** start DATA SHOWN **

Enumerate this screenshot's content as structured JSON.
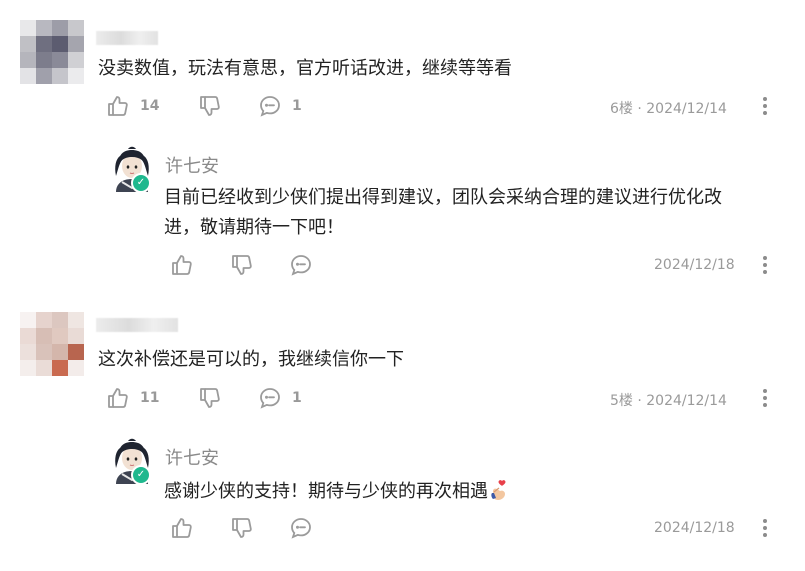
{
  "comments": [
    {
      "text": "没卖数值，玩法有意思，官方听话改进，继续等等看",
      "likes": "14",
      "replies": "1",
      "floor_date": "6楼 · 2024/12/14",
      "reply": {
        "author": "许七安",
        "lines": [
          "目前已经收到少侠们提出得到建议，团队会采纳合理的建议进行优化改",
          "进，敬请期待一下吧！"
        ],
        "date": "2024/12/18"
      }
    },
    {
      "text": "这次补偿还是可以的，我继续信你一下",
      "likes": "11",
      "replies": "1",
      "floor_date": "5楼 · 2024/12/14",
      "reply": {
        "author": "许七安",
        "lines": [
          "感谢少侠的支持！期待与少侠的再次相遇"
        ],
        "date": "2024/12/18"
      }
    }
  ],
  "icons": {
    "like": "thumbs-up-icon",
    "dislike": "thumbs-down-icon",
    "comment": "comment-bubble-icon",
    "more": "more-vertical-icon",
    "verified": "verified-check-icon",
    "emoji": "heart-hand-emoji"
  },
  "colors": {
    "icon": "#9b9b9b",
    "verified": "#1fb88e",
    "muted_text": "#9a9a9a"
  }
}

** end DATA SHOWN **
** start DATA SHOWN **

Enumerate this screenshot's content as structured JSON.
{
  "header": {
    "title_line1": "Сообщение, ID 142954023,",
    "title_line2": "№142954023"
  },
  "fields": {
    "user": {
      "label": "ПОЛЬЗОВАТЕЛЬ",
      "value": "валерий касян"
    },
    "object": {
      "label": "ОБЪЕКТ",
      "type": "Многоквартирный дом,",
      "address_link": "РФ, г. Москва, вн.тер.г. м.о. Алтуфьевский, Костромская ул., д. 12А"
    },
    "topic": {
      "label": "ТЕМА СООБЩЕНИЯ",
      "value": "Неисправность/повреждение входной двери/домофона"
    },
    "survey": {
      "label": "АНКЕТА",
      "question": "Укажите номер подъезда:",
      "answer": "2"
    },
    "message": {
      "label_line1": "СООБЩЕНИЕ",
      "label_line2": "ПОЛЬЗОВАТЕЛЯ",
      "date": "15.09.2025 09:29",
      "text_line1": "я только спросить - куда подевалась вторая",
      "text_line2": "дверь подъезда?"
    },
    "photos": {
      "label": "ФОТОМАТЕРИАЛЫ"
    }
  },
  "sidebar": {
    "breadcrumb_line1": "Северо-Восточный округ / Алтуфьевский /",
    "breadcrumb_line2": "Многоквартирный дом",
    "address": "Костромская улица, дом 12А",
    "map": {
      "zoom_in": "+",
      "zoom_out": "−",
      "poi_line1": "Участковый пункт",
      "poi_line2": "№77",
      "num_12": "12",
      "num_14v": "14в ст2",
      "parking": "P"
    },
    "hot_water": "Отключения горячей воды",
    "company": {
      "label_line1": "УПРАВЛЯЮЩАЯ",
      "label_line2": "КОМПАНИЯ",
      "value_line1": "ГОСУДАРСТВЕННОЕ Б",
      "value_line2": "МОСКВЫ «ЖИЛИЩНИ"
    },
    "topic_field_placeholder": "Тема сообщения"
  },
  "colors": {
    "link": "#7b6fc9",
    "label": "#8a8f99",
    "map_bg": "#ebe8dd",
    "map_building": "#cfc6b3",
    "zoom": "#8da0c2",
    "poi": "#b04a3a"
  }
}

** end DATA SHOWN **
** start DATA SHOWN **

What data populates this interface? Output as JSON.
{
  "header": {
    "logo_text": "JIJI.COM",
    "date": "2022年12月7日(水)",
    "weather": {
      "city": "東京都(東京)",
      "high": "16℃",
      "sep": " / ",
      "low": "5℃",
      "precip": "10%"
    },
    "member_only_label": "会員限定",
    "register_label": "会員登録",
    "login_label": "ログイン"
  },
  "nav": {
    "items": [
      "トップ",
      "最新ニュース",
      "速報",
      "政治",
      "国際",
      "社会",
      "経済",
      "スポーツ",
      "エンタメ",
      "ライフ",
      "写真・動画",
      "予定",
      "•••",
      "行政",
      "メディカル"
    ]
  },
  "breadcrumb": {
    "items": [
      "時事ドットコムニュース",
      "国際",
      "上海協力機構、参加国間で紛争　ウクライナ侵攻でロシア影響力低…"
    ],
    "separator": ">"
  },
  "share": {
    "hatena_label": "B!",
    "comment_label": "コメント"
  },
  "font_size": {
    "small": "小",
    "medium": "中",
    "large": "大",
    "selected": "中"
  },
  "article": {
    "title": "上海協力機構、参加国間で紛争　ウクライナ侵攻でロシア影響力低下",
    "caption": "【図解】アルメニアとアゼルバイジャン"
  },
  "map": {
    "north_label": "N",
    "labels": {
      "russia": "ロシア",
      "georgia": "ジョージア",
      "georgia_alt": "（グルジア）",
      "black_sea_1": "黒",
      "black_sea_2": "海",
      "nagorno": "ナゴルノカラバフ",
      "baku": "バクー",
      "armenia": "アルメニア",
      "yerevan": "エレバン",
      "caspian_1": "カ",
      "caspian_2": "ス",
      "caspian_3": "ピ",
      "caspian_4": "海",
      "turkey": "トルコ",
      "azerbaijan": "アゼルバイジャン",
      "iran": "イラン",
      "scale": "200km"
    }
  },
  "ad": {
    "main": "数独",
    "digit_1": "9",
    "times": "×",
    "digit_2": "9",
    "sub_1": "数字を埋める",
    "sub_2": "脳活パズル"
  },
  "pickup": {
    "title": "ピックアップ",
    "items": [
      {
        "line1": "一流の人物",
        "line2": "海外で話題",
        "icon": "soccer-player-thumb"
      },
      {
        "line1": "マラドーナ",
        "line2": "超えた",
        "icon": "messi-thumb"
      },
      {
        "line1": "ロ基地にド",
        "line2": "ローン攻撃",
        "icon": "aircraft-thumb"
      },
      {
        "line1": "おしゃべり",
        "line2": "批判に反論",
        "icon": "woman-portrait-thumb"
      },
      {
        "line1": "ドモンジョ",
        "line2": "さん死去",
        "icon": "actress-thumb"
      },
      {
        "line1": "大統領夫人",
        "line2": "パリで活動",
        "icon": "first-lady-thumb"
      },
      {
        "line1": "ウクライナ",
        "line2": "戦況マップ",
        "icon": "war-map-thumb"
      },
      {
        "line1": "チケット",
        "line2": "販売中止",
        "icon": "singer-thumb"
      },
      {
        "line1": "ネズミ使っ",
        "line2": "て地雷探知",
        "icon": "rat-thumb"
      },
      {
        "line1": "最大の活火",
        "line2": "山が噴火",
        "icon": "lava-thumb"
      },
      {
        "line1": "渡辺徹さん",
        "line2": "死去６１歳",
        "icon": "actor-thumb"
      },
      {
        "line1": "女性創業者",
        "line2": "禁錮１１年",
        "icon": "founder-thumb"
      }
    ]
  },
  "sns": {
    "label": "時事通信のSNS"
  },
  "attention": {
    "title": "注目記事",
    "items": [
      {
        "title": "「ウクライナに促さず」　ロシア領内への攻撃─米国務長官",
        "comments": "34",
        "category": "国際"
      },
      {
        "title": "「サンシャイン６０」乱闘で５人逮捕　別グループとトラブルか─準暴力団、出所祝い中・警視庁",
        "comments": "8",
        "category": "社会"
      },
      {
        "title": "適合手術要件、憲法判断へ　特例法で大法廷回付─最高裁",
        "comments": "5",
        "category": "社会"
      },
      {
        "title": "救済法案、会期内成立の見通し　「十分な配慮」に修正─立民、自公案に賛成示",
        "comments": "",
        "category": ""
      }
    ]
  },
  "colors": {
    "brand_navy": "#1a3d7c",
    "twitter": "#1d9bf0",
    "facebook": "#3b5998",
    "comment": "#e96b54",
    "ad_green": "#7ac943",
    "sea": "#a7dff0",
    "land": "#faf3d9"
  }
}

** end DATA SHOWN **

SET TASK — How many lines of these entries hold the string "上海協力機構"? Answer with the number alone.

IN RESPONSE — 2